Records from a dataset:
------------------------------------------------
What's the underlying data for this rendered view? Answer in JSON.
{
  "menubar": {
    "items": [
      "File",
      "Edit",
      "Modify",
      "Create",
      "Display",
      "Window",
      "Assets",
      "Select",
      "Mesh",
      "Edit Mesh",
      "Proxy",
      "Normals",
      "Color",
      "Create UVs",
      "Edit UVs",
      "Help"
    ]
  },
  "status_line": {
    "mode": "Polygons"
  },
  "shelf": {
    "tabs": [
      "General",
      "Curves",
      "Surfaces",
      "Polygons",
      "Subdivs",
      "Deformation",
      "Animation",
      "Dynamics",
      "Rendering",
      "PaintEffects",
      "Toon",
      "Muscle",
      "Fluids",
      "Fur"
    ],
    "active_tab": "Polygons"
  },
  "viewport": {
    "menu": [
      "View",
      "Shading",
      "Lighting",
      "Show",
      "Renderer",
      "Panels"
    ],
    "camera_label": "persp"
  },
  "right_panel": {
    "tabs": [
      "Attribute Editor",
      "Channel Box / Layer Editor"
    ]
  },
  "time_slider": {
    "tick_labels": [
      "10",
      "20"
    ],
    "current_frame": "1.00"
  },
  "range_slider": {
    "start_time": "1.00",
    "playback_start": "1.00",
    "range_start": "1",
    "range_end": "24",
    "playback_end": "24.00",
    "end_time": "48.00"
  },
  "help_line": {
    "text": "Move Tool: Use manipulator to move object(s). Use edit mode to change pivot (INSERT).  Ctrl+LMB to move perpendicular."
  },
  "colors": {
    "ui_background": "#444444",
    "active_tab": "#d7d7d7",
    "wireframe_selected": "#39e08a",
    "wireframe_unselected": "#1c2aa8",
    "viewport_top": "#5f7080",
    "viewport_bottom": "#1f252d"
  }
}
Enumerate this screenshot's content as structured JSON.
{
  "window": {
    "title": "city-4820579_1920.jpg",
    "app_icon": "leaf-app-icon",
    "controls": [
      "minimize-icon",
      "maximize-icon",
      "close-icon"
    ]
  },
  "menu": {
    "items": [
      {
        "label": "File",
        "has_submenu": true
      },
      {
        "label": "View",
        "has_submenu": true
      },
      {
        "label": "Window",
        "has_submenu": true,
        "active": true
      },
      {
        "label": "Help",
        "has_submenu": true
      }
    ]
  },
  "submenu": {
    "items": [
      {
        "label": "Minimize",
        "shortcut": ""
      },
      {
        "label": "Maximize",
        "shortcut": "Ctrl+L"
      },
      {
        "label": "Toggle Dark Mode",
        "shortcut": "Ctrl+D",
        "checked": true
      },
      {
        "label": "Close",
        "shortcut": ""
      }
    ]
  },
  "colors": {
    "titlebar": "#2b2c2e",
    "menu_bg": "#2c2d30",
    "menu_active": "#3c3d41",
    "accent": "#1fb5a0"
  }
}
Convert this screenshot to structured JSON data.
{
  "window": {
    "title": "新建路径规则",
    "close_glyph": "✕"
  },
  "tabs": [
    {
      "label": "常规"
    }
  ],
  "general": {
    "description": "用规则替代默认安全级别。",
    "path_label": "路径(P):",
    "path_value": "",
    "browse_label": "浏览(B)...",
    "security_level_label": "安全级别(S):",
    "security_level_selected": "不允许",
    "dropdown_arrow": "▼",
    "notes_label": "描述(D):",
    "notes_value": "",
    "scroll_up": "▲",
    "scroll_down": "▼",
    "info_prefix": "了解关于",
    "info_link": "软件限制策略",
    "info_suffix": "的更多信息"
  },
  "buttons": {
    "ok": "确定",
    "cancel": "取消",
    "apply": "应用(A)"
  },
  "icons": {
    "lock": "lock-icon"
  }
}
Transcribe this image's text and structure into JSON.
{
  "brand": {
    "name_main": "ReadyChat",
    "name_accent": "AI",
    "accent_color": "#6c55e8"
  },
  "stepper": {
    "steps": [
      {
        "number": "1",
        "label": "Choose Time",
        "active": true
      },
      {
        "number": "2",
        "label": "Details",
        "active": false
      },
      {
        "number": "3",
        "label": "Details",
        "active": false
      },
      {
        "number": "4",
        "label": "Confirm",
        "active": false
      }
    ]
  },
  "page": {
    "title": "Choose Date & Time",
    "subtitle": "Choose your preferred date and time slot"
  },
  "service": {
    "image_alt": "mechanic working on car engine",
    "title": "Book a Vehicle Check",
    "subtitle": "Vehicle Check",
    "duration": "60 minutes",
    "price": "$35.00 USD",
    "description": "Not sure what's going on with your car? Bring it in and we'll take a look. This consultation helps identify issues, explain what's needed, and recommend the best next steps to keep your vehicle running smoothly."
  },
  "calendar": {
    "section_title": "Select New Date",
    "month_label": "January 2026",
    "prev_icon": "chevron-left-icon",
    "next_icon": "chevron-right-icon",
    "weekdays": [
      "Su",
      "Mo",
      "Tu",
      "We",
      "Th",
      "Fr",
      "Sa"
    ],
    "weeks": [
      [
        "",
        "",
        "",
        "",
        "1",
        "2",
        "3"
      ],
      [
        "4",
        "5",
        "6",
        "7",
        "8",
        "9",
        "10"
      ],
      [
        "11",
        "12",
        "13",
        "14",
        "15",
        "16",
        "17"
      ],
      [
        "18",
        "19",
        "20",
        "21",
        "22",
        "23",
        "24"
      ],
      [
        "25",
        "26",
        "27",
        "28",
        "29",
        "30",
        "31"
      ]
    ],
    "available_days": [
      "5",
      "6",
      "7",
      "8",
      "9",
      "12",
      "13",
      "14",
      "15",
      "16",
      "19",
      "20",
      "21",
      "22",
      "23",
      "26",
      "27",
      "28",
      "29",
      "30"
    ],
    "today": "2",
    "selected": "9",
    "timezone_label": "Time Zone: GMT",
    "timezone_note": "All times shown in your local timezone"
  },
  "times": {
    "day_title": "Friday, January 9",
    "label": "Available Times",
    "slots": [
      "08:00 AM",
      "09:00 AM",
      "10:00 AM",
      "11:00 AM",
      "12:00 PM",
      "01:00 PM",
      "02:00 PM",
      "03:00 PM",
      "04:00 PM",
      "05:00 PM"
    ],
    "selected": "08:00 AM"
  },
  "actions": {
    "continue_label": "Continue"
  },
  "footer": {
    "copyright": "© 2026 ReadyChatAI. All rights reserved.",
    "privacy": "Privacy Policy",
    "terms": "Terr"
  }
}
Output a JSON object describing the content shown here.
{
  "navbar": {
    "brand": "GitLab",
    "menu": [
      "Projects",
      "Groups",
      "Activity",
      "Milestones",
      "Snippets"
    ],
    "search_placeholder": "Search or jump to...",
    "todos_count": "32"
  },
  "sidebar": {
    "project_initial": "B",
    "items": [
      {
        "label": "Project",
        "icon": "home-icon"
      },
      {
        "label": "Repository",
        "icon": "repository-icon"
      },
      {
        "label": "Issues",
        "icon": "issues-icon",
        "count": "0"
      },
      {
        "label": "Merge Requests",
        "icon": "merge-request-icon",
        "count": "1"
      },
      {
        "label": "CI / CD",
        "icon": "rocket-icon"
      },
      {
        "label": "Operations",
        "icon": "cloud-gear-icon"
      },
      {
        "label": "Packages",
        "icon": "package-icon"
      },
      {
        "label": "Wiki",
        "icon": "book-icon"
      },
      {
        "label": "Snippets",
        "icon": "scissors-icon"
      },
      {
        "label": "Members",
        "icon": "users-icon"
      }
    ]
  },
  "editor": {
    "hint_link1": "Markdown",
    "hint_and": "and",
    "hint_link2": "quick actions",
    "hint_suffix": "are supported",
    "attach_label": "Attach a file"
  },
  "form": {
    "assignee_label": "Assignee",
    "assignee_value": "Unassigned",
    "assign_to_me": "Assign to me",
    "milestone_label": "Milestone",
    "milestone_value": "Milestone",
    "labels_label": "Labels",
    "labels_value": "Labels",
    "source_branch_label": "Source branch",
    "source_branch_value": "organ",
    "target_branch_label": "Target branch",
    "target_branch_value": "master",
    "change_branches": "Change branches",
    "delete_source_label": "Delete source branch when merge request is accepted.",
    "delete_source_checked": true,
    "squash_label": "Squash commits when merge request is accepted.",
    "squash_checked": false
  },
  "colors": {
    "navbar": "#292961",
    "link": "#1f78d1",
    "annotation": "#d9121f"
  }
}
------------------------------------------------
THE PROBLEM — Pull out all lines in the data above that include "subtitle".

REPLY —
    "subtitle": "Choose your preferred date and time slot"
    "subtitle": "Vehicle Check",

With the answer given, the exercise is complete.